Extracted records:

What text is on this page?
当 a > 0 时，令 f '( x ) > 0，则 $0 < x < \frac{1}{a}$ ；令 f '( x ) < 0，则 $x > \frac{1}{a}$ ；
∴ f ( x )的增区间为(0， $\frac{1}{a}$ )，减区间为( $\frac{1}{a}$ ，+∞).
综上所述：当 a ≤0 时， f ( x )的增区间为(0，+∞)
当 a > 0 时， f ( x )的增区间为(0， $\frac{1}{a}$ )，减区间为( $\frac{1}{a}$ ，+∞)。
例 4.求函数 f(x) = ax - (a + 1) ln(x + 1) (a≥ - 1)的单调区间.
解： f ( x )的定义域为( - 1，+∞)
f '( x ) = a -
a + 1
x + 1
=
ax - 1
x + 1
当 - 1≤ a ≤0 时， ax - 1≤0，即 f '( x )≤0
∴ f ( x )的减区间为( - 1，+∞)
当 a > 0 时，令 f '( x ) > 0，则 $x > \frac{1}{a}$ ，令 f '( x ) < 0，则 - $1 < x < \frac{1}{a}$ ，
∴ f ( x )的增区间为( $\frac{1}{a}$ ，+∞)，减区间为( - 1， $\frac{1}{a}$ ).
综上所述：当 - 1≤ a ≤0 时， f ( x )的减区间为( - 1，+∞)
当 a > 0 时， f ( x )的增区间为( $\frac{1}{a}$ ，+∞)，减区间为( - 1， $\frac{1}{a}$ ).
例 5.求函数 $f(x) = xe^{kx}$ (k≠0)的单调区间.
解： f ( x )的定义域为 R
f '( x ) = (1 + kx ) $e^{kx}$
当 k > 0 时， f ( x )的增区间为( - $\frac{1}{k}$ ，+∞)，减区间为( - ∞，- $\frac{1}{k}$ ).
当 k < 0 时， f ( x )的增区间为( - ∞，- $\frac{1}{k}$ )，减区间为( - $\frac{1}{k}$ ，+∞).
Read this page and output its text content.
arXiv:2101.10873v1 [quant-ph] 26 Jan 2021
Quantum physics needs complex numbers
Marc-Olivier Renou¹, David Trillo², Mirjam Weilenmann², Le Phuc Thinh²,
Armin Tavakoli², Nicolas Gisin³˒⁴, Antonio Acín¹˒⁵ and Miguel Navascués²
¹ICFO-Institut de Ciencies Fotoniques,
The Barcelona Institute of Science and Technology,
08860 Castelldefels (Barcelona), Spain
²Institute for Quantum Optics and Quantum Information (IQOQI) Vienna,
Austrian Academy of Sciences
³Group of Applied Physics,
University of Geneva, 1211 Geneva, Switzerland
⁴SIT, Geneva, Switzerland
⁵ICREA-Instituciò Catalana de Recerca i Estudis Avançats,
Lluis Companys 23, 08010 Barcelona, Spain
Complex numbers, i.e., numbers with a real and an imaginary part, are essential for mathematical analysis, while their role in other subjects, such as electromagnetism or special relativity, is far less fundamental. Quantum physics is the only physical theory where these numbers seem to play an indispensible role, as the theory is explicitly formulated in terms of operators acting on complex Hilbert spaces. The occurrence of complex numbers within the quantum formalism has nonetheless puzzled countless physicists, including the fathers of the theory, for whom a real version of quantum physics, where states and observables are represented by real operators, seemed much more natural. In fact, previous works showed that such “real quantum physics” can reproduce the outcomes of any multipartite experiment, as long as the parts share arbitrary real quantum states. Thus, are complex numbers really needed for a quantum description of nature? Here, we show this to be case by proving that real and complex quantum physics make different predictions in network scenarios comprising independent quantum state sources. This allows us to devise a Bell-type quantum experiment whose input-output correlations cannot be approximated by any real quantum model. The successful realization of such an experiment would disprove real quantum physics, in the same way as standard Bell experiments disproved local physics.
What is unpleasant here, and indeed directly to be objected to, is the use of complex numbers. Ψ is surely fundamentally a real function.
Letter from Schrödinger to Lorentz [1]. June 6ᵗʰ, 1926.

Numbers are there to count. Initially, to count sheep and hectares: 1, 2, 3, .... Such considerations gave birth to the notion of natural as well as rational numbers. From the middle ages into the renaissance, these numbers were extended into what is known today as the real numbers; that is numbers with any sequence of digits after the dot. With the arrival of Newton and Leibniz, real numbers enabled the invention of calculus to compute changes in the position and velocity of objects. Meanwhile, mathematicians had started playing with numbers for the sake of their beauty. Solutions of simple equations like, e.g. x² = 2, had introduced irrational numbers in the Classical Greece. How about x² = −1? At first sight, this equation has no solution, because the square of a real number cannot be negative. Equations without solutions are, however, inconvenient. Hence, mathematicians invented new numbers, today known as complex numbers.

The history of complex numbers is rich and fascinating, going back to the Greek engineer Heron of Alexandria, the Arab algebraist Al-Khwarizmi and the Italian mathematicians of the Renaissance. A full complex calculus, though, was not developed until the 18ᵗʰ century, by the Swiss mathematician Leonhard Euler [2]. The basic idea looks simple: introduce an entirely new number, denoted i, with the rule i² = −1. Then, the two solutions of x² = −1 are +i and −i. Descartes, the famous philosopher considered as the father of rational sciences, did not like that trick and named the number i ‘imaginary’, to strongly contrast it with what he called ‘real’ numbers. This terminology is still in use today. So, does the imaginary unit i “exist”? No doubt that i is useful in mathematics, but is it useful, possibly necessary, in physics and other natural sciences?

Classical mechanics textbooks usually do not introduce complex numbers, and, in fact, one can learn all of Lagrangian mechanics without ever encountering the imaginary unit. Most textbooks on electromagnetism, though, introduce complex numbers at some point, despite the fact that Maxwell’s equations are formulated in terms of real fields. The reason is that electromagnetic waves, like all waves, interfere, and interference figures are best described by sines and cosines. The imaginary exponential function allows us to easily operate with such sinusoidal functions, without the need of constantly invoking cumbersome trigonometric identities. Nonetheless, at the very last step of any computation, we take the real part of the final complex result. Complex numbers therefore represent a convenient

**WHAT YOU NEED TO DO**
In the material above, find the lines that contain "frac" and show them.

**CORRECT RESPONSE**
当 a > 0 时，令 f '( x ) > 0，则 $0 < x < \frac{1}{a}$ ；令 f '( x ) < 0，则 $x > \frac{1}{a}$ ；
∴ f ( x )的增区间为(0， $\frac{1}{a}$ )，减区间为( $\frac{1}{a}$ ，+∞).
当 a > 0 时， f ( x )的增区间为(0， $\frac{1}{a}$ )，减区间为( $\frac{1}{a}$ ，+∞)。
当 a > 0 时，令 f '( x ) > 0，则 $x > \frac{1}{a}$ ，令 f '( x ) < 0，则 - $1 < x < \frac{1}{a}$ ，
∴ f ( x )的增区间为( $\frac{1}{a}$ ，+∞)，减区间为( - 1， $\frac{1}{a}$ ).
当 a > 0 时， f ( x )的增区间为( $\frac{1}{a}$ ，+∞)，减区间为( - 1， $\frac{1}{a}$ ).
当 k > 0 时， f ( x )的增区间为( - $\frac{1}{k}$ ，+∞)，减区间为( - ∞，- $\frac{1}{k}$ ).
当 k < 0 时， f ( x )的增区间为( - ∞，- $\frac{1}{k}$ )，减区间为( - $\frac{1}{k}$ ，+∞).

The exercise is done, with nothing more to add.